[Written exercise]
Below are records; count the lines in them that hold "Shift" and give only the count.

[Extracted information]
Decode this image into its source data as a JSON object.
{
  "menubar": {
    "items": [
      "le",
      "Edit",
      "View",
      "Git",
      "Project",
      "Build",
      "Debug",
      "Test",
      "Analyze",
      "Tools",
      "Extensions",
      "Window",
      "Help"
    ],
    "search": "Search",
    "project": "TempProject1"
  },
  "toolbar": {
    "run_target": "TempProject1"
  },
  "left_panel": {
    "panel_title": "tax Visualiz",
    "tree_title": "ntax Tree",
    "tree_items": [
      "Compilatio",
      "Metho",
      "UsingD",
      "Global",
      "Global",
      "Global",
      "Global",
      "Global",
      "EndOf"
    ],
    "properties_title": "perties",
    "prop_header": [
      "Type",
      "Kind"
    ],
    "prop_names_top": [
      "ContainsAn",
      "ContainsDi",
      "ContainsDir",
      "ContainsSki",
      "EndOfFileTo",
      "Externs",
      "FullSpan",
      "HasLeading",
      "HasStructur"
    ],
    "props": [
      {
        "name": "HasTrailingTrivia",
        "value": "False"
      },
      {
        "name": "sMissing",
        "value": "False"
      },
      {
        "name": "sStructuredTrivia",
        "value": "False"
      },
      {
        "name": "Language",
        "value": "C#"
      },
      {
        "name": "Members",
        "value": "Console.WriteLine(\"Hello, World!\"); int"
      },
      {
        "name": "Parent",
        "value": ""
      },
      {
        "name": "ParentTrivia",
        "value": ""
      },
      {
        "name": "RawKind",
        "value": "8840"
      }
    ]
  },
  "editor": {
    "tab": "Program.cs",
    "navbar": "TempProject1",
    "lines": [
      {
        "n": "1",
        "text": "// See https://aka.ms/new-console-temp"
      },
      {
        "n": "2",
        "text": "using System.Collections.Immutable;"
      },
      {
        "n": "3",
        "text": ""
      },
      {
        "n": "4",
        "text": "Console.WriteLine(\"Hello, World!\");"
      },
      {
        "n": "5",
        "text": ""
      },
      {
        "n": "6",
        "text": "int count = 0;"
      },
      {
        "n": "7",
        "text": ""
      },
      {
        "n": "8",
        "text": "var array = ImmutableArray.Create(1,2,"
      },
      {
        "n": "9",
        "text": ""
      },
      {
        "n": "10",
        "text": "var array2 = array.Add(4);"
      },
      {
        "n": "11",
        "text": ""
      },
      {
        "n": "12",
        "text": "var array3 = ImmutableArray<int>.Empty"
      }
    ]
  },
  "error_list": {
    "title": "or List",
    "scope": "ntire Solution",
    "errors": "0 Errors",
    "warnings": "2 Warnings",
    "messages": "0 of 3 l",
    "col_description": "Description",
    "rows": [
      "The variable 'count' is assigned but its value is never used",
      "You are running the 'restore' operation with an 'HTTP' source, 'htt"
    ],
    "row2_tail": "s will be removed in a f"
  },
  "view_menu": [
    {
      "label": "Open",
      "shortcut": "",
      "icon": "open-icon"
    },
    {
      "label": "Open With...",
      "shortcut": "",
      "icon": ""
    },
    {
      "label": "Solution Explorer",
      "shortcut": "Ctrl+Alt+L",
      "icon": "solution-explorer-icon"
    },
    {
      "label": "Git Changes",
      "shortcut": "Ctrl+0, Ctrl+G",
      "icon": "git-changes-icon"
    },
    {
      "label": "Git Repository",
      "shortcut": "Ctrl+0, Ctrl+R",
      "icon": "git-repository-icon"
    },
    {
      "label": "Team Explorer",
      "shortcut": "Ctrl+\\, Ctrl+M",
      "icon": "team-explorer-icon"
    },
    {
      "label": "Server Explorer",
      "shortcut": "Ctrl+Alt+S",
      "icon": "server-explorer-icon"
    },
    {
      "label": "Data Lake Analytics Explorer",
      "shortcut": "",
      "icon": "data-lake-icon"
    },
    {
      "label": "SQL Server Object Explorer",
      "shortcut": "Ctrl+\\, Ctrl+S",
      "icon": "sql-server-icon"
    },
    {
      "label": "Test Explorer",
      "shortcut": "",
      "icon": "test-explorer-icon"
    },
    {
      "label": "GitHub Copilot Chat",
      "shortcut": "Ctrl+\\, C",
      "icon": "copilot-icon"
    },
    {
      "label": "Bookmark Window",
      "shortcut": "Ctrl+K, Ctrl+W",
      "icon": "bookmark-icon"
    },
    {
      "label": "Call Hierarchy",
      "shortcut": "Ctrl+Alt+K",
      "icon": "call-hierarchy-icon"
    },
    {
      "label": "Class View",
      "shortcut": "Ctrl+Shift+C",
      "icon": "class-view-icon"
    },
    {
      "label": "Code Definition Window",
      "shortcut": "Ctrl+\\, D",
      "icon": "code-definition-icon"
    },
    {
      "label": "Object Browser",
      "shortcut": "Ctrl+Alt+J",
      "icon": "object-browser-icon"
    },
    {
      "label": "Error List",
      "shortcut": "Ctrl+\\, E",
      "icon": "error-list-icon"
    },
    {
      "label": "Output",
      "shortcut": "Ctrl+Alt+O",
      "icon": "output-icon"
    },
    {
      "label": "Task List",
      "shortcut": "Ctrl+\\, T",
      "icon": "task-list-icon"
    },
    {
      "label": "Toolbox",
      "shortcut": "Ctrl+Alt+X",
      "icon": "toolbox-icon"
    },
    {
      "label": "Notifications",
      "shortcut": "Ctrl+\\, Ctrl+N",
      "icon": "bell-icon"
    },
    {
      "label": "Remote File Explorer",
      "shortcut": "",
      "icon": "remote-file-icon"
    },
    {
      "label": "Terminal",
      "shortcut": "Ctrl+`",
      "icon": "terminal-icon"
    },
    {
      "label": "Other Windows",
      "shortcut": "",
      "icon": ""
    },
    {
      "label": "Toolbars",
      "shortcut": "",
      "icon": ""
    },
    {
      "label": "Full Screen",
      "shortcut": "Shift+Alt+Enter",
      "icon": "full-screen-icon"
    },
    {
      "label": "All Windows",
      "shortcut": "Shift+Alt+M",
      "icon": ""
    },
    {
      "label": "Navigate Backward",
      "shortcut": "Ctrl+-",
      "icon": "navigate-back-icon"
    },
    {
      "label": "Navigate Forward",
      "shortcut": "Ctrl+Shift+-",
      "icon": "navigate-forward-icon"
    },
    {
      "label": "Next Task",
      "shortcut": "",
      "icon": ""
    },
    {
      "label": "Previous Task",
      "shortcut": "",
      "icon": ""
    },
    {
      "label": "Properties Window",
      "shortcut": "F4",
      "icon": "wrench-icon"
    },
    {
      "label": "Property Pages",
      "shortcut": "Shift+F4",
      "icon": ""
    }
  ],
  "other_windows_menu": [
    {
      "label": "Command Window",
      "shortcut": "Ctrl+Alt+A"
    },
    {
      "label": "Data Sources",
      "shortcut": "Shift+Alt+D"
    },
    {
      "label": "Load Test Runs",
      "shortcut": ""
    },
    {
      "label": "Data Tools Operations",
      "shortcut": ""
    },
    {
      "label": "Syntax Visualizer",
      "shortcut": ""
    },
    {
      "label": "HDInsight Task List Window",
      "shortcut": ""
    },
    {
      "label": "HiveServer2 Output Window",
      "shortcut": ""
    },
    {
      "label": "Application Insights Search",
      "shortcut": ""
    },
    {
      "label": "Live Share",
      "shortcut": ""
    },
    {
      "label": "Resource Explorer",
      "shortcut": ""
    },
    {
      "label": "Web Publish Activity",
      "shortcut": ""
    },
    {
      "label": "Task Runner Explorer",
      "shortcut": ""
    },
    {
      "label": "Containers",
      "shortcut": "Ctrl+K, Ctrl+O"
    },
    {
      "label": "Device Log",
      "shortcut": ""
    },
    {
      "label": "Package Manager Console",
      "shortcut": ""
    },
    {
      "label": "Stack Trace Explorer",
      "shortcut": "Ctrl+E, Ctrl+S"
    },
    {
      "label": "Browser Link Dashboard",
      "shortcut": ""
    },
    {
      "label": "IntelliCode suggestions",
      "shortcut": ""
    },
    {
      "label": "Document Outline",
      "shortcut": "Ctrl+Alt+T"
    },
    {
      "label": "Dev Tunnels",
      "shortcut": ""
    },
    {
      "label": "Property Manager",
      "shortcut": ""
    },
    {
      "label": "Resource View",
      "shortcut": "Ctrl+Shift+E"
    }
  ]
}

[Written answer]
7